- [YOUR ASSIGNMENT]: Where the data below shows a picture, leave that picture out and copy the rest exactly.
══════════════════════════════
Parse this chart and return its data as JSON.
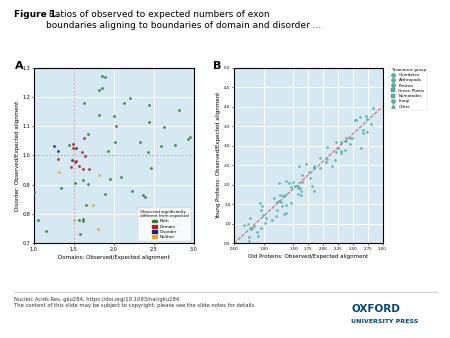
{
  "title_bold": "Figure 1.",
  "title_rest": " Ratios of observed to expected numbers of exon\nboundaries aligning to boundaries of domain and disorder ...",
  "panel_A_label": "A",
  "panel_B_label": "B",
  "panel_A_xlabel": "Domains: Observed/Expected alignment",
  "panel_A_ylabel": "Disorder: Observed/Expected alignment",
  "panel_B_xlabel": "Old Proteins: Observed/Expected alignment",
  "panel_B_ylabel": "Young Proteins: Observed/Expected alignment",
  "panel_A_xlim": [
    1.0,
    3.0
  ],
  "panel_A_ylim": [
    0.7,
    1.3
  ],
  "panel_B_xlim": [
    0.5,
    3.0
  ],
  "panel_B_ylim": [
    0.5,
    5.0
  ],
  "bg_color": "#d6e8f2",
  "grid_color": "#ffffff",
  "dot_color_both": "#2e7d32",
  "dot_color_domain": "#b71c1c",
  "dot_color_disorder": "#1a237e",
  "dot_color_neither": "#e6a817",
  "dot_color_B": "#4db6ac",
  "legend_A_title": "Observed significantly\ndifferent from expected",
  "legend_A_entries": [
    "Both",
    "Domain",
    "Disorder",
    "Neither"
  ],
  "legend_A_colors": [
    "#2e7d32",
    "#b71c1c",
    "#1a237e",
    "#e6a817"
  ],
  "legend_B_title": "Taxonomic group",
  "legend_B_entries": [
    "Chordates",
    "Arthropods",
    "Protists",
    "Green Plants",
    "Nematodes",
    "Fungi",
    "Other"
  ],
  "legend_B_markers": [
    "o",
    "o",
    "o",
    "s",
    "s",
    "o",
    "^"
  ],
  "footer_left": "Nucleic Acids Res, gku284, https://doi.org/10.1093/nar/gku284\nThe content of this slide may be subject to copyright: please see the slide notes for details.",
  "oxford_text": "OXFORD\nUNIVERSITY PRESS",
  "ref_line_color": "#aaaaaa",
  "diag_line_color": "#d32f2f"
}
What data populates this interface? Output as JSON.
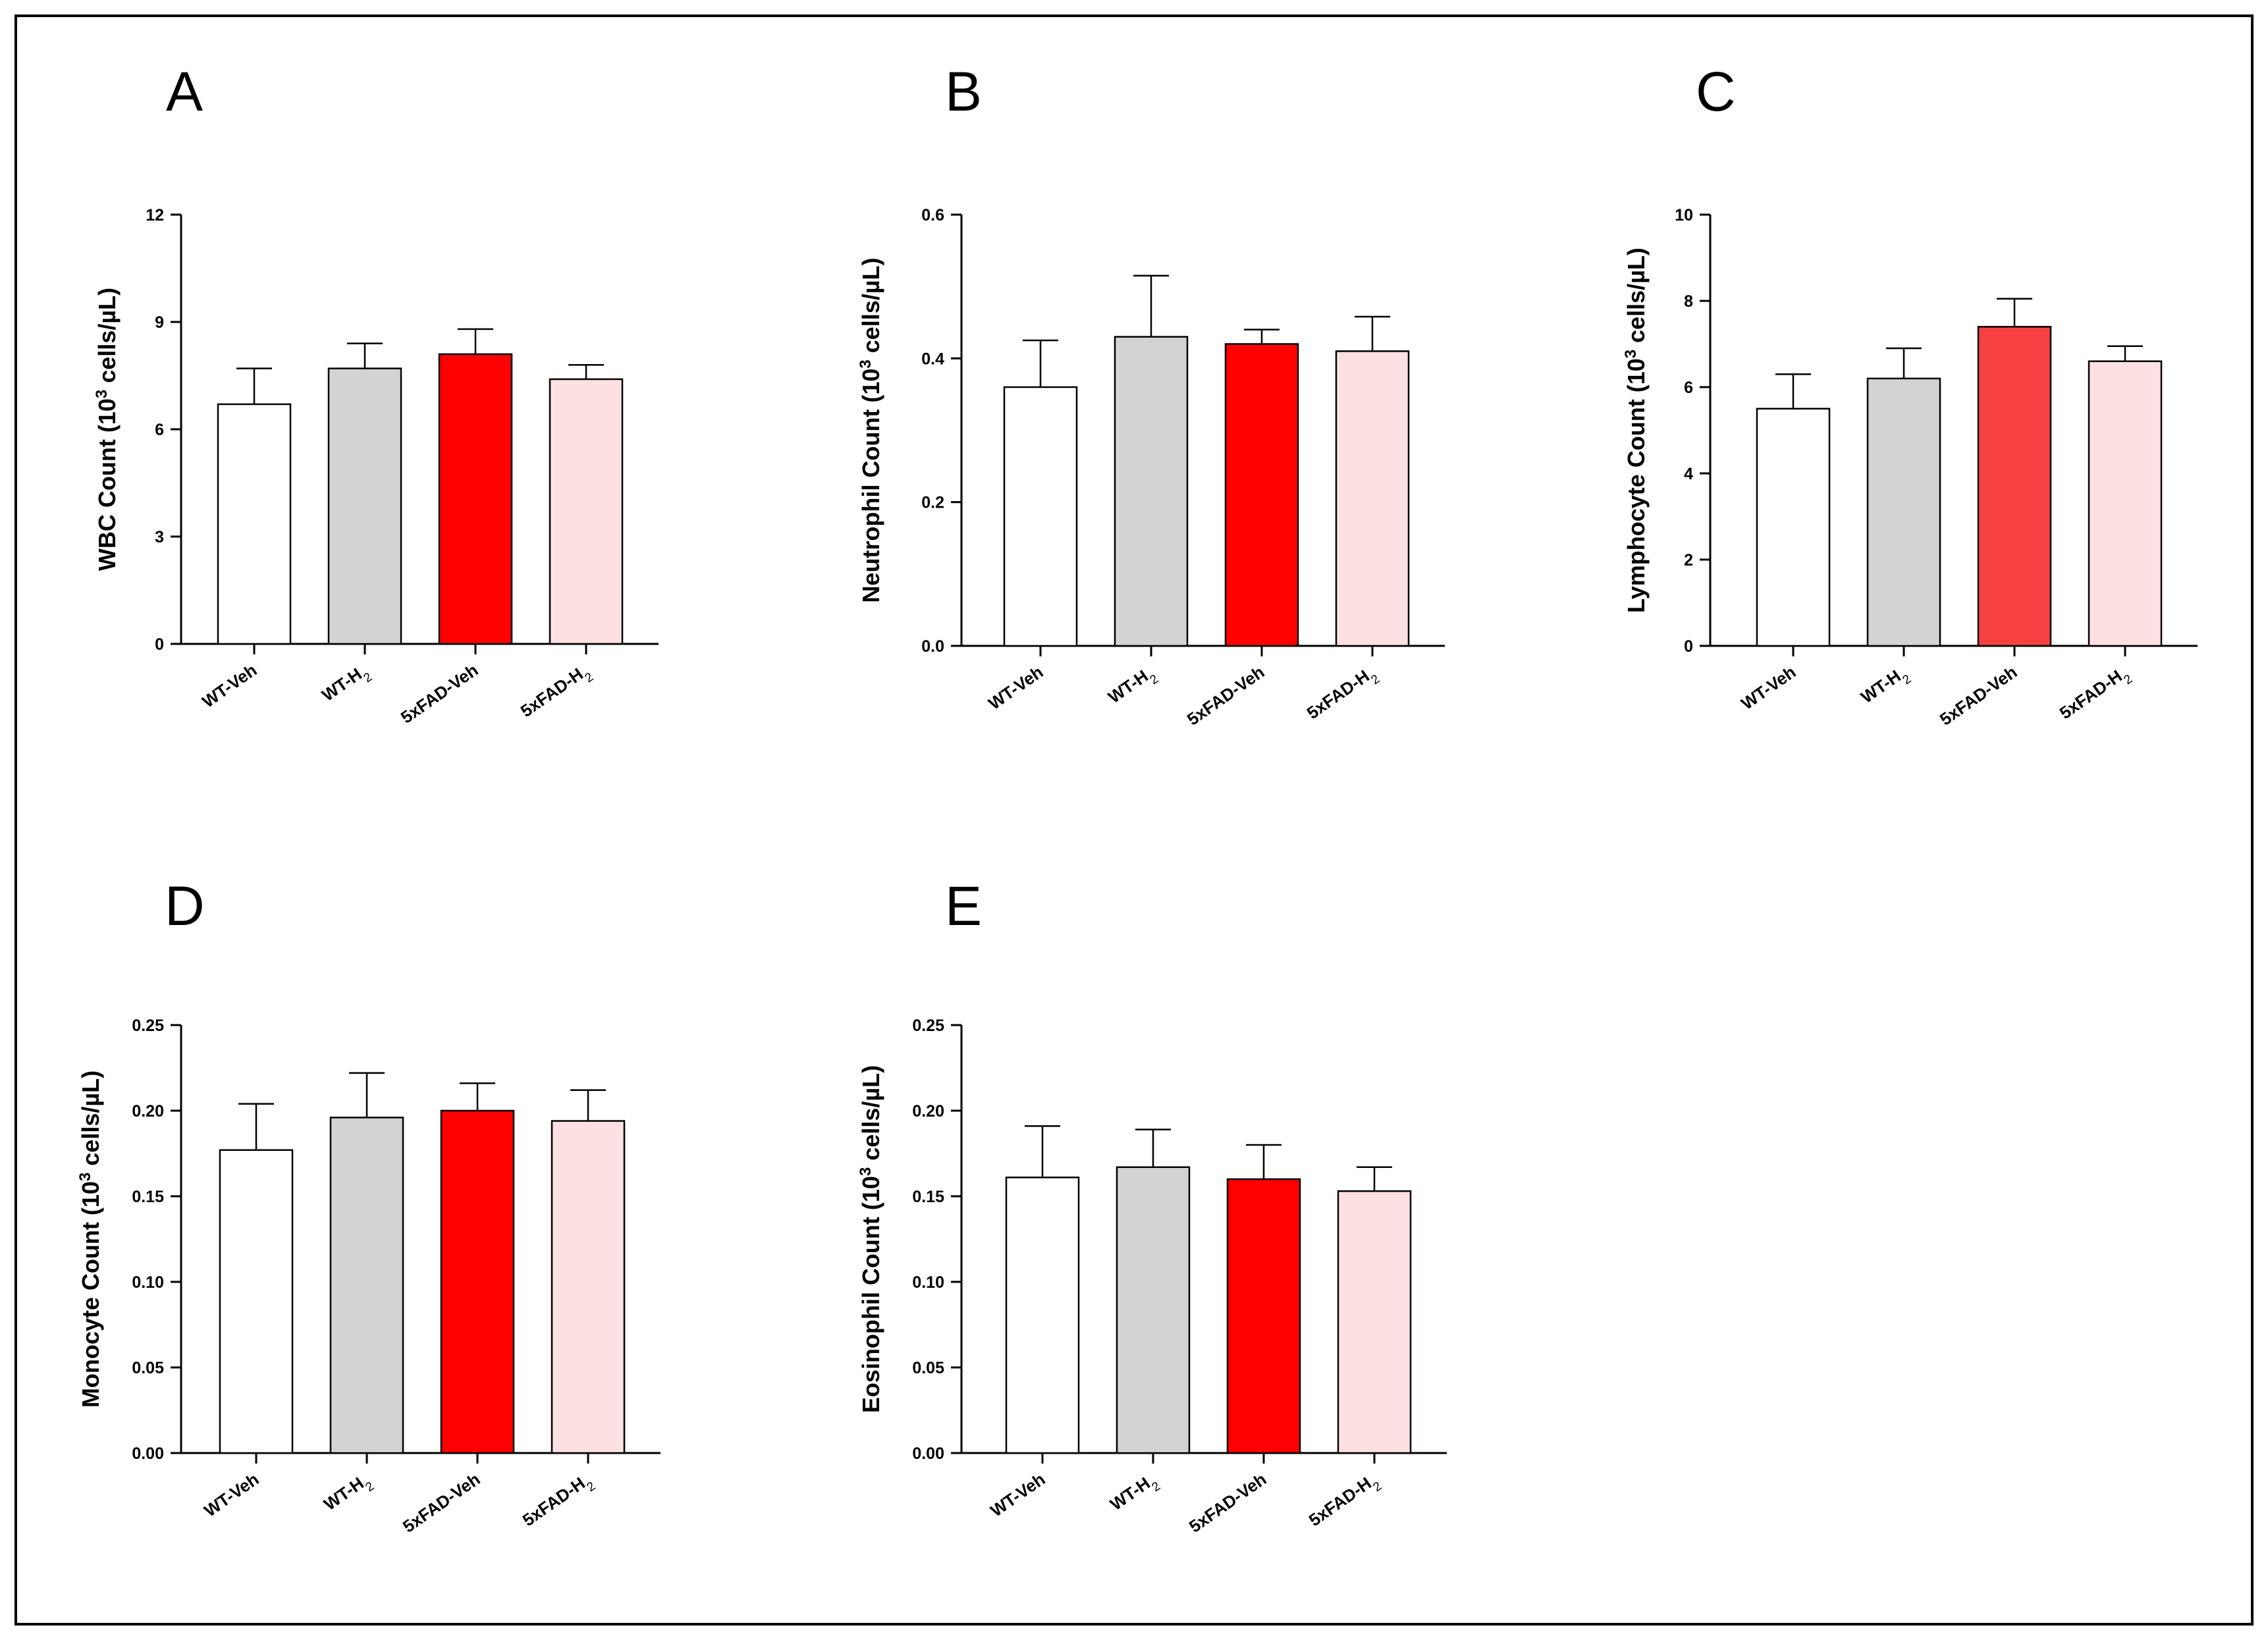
{
  "figure": {
    "panels": [
      "A",
      "B",
      "C",
      "D",
      "E"
    ]
  },
  "chart_data": [
    {
      "panel": "A",
      "type": "bar",
      "title": "",
      "ylabel": {
        "pre": "WBC Count (10",
        "sup": "3",
        "post": " cells/µL)"
      },
      "xlabel": "",
      "categories": [
        {
          "main": "WT-Veh",
          "sub": ""
        },
        {
          "main": "WT-H",
          "sub": "2"
        },
        {
          "main": "5xFAD-Veh",
          "sub": ""
        },
        {
          "main": "5xFAD-H",
          "sub": "2"
        }
      ],
      "values": [
        6.7,
        7.7,
        8.1,
        7.4
      ],
      "errors": [
        1.0,
        0.7,
        0.7,
        0.4
      ],
      "colors": [
        "#ffffff",
        "#d3d3d3",
        "#ff0000",
        "#fde0e1"
      ],
      "ylim": [
        0,
        12
      ],
      "yticks": [
        "0",
        "3",
        "6",
        "9",
        "12"
      ]
    },
    {
      "panel": "B",
      "type": "bar",
      "title": "",
      "ylabel": {
        "pre": "Neutrophil Count (10",
        "sup": "3",
        "post": " cells/µL)"
      },
      "xlabel": "",
      "categories": [
        {
          "main": "WT-Veh",
          "sub": ""
        },
        {
          "main": "WT-H",
          "sub": "2"
        },
        {
          "main": "5xFAD-Veh",
          "sub": ""
        },
        {
          "main": "5xFAD-H",
          "sub": "2"
        }
      ],
      "values": [
        0.36,
        0.43,
        0.42,
        0.41
      ],
      "errors": [
        0.065,
        0.085,
        0.02,
        0.048
      ],
      "colors": [
        "#ffffff",
        "#d3d3d3",
        "#ff0000",
        "#fde0e1"
      ],
      "ylim": [
        0,
        0.6
      ],
      "yticks": [
        "0.0",
        "0.2",
        "0.4",
        "0.6"
      ]
    },
    {
      "panel": "C",
      "type": "bar",
      "title": "",
      "ylabel": {
        "pre": "Lymphocyte Count (10",
        "sup": "3",
        "post": " cells/µL)"
      },
      "xlabel": "",
      "categories": [
        {
          "main": "WT-Veh",
          "sub": ""
        },
        {
          "main": "WT-H",
          "sub": "2"
        },
        {
          "main": "5xFAD-Veh",
          "sub": ""
        },
        {
          "main": "5xFAD-H",
          "sub": "2"
        }
      ],
      "values": [
        5.5,
        6.2,
        7.4,
        6.6
      ],
      "errors": [
        0.8,
        0.7,
        0.65,
        0.35
      ],
      "colors": [
        "#ffffff",
        "#d3d3d3",
        "#f74040",
        "#fde0e1"
      ],
      "ylim": [
        0,
        10
      ],
      "yticks": [
        "0",
        "2",
        "4",
        "6",
        "8",
        "10"
      ]
    },
    {
      "panel": "D",
      "type": "bar",
      "title": "",
      "ylabel": {
        "pre": "Monocyte Count (10",
        "sup": "3",
        "post": " cells/µL)"
      },
      "xlabel": "",
      "categories": [
        {
          "main": "WT-Veh",
          "sub": ""
        },
        {
          "main": "WT-H",
          "sub": "2"
        },
        {
          "main": "5xFAD-Veh",
          "sub": ""
        },
        {
          "main": "5xFAD-H",
          "sub": "2"
        }
      ],
      "values": [
        0.177,
        0.196,
        0.2,
        0.194
      ],
      "errors": [
        0.027,
        0.026,
        0.016,
        0.018
      ],
      "colors": [
        "#ffffff",
        "#d3d3d3",
        "#ff0000",
        "#fde0e1"
      ],
      "ylim": [
        0,
        0.25
      ],
      "yticks": [
        "0.00",
        "0.05",
        "0.10",
        "0.15",
        "0.20",
        "0.25"
      ]
    },
    {
      "panel": "E",
      "type": "bar",
      "title": "",
      "ylabel": {
        "pre": "Eosinophil Count (10",
        "sup": "3",
        "post": " cells/µL)"
      },
      "xlabel": "",
      "categories": [
        {
          "main": "WT-Veh",
          "sub": ""
        },
        {
          "main": "WT-H",
          "sub": "2"
        },
        {
          "main": "5xFAD-Veh",
          "sub": ""
        },
        {
          "main": "5xFAD-H",
          "sub": "2"
        }
      ],
      "values": [
        0.161,
        0.167,
        0.16,
        0.153
      ],
      "errors": [
        0.03,
        0.022,
        0.02,
        0.014
      ],
      "colors": [
        "#ffffff",
        "#d3d3d3",
        "#ff0000",
        "#fde0e1"
      ],
      "ylim": [
        0,
        0.25
      ],
      "yticks": [
        "0.00",
        "0.05",
        "0.10",
        "0.15",
        "0.20",
        "0.25"
      ]
    }
  ]
}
══════════════════════════════
- [EXERCISE SOLUTION]:
Parse this chart and return its data as JSON.
{
  "title_bold": "Figure 1.",
  "title_rest": " Ratios of observed to expected numbers of exon\nboundaries aligning to boundaries of domain and disorder ...",
  "panel_A_label": "A",
  "panel_B_label": "B",
  "panel_A_xlabel": "Domains: Observed/Expected alignment",
  "panel_A_ylabel": "Disorder: Observed/Expected alignment",
  "panel_B_xlabel": "Old Proteins: Observed/Expected alignment",
  "panel_B_ylabel": "Young Proteins: Observed/Expected alignment",
  "panel_A_xlim": [
    1.0,
    3.0
  ],
  "panel_A_ylim": [
    0.7,
    1.3
  ],
  "panel_B_xlim": [
    0.5,
    3.0
  ],
  "panel_B_ylim": [
    0.5,
    5.0
  ],
  "bg_color": "#d6e8f2",
  "grid_color": "#ffffff",
  "dot_color_both": "#2e7d32",
  "dot_color_domain": "#b71c1c",
  "dot_color_disorder": "#1a237e",
  "dot_color_neither": "#e6a817",
  "dot_color_B": "#4db6ac",
  "legend_A_title": "Observed significantly\ndifferent from expected",
  "legend_A_entries": [
    "Both",
    "Domain",
    "Disorder",
    "Neither"
  ],
  "legend_A_colors": [
    "#2e7d32",
    "#b71c1c",
    "#1a237e",
    "#e6a817"
  ],
  "legend_B_title": "Taxonomic group",
  "legend_B_entries": [
    "Chordates",
    "Arthropods",
    "Protists",
    "Green Plants",
    "Nematodes",
    "Fungi",
    "Other"
  ],
  "legend_B_markers": [
    "o",
    "o",
    "o",
    "s",
    "s",
    "o",
    "^"
  ],
  "footer_left": "Nucleic Acids Res, gku284, https://doi.org/10.1093/nar/gku284\nThe content of this slide may be subject to copyright: please see the slide notes for details.",
  "oxford_text": "OXFORD\nUNIVERSITY PRESS",
  "ref_line_color": "#aaaaaa",
  "diag_line_color": "#d32f2f"
}
What data populates this interface? Output as JSON.
{
  "figure": {
    "panels": [
      "A",
      "B",
      "C",
      "D",
      "E"
    ]
  },
  "chart_data": [
    {
      "panel": "A",
      "type": "bar",
      "title": "",
      "ylabel": {
        "pre": "WBC Count (10",
        "sup": "3",
        "post": " cells/µL)"
      },
      "xlabel": "",
      "categories": [
        {
          "main": "WT-Veh",
          "sub": ""
        },
        {
          "main": "WT-H",
          "sub": "2"
        },
        {
          "main": "5xFAD-Veh",
          "sub": ""
        },
        {
          "main": "5xFAD-H",
          "sub": "2"
        }
      ],
      "values": [
        6.7,
        7.7,
        8.1,
        7.4
      ],
      "errors": [
        1.0,
        0.7,
        0.7,
        0.4
      ],
      "colors": [
        "#ffffff",
        "#d3d3d3",
        "#ff0000",
        "#fde0e1"
      ],
      "ylim": [
        0,
        12
      ],
      "yticks": [
        "0",
        "3",
        "6",
        "9",
        "12"
      ]
    },
    {
      "panel": "B",
      "type": "bar",
      "title": "",
      "ylabel": {
        "pre": "Neutrophil Count (10",
        "sup": "3",
        "post": " cells/µL)"
      },
      "xlabel": "",
      "categories": [
        {
          "main": "WT-Veh",
          "sub": ""
        },
        {
          "main": "WT-H",
          "sub": "2"
        },
        {
          "main": "5xFAD-Veh",
          "sub": ""
        },
        {
          "main": "5xFAD-H",
          "sub": "2"
        }
      ],
      "values": [
        0.36,
        0.43,
        0.42,
        0.41
      ],
      "errors": [
        0.065,
        0.085,
        0.02,
        0.048
      ],
      "colors": [
        "#ffffff",
        "#d3d3d3",
        "#ff0000",
        "#fde0e1"
      ],
      "ylim": [
        0,
        0.6
      ],
      "yticks": [
        "0.0",
        "0.2",
        "0.4",
        "0.6"
      ]
    },
    {
      "panel": "C",
      "type": "bar",
      "title": "",
      "ylabel": {
        "pre": "Lymphocyte Count (10",
        "sup": "3",
        "post": " cells/µL)"
      },
      "xlabel": "",
      "categories": [
        {
          "main": "WT-Veh",
          "sub": ""
        },
        {
          "main": "WT-H",
          "sub": "2"
        },
        {
          "main": "5xFAD-Veh",
          "sub": ""
        },
        {
          "main": "5xFAD-H",
          "sub": "2"
        }
      ],
      "values": [
        5.5,
        6.2,
        7.4,
        6.6
      ],
      "errors": [
        0.8,
        0.7,
        0.65,
        0.35
      ],
      "colors": [
        "#ffffff",
        "#d3d3d3",
        "#f74040",
        "#fde0e1"
      ],
      "ylim": [
        0,
        10
      ],
      "yticks": [
        "0",
        "2",
        "4",
        "6",
        "8",
        "10"
      ]
    },
    {
      "panel": "D",
      "type": "bar",
      "title": "",
      "ylabel": {
        "pre": "Monocyte Count (10",
        "sup": "3",
        "post": " cells/µL)"
      },
      "xlabel": "",
      "categories": [
        {
          "main": "WT-Veh",
          "sub": ""
        },
        {
          "main": "WT-H",
          "sub": "2"
        },
        {
          "main": "5xFAD-Veh",
          "sub": ""
        },
        {
          "main": "5xFAD-H",
          "sub": "2"
        }
      ],
      "values": [
        0.177,
        0.196,
        0.2,
        0.194
      ],
      "errors": [
        0.027,
        0.026,
        0.016,
        0.018
      ],
      "colors": [
        "#ffffff",
        "#d3d3d3",
        "#ff0000",
        "#fde0e1"
      ],
      "ylim": [
        0,
        0.25
      ],
      "yticks": [
        "0.00",
        "0.05",
        "0.10",
        "0.15",
        "0.20",
        "0.25"
      ]
    },
    {
      "panel": "E",
      "type": "bar",
      "title": "",
      "ylabel": {
        "pre": "Eosinophil Count (10",
        "sup": "3",
        "post": " cells/µL)"
      },
      "xlabel": "",
      "categories": [
        {
          "main": "WT-Veh",
          "sub": ""
        },
        {
          "main": "WT-H",
          "sub": "2"
        },
        {
          "main": "5xFAD-Veh",
          "sub": ""
        },
        {
          "main": "5xFAD-H",
          "sub": "2"
        }
      ],
      "values": [
        0.161,
        0.167,
        0.16,
        0.153
      ],
      "errors": [
        0.03,
        0.022,
        0.02,
        0.014
      ],
      "colors": [
        "#ffffff",
        "#d3d3d3",
        "#ff0000",
        "#fde0e1"
      ],
      "ylim": [
        0,
        0.25
      ],
      "yticks": [
        "0.00",
        "0.05",
        "0.10",
        "0.15",
        "0.20",
        "0.25"
      ]
    }
  ]
}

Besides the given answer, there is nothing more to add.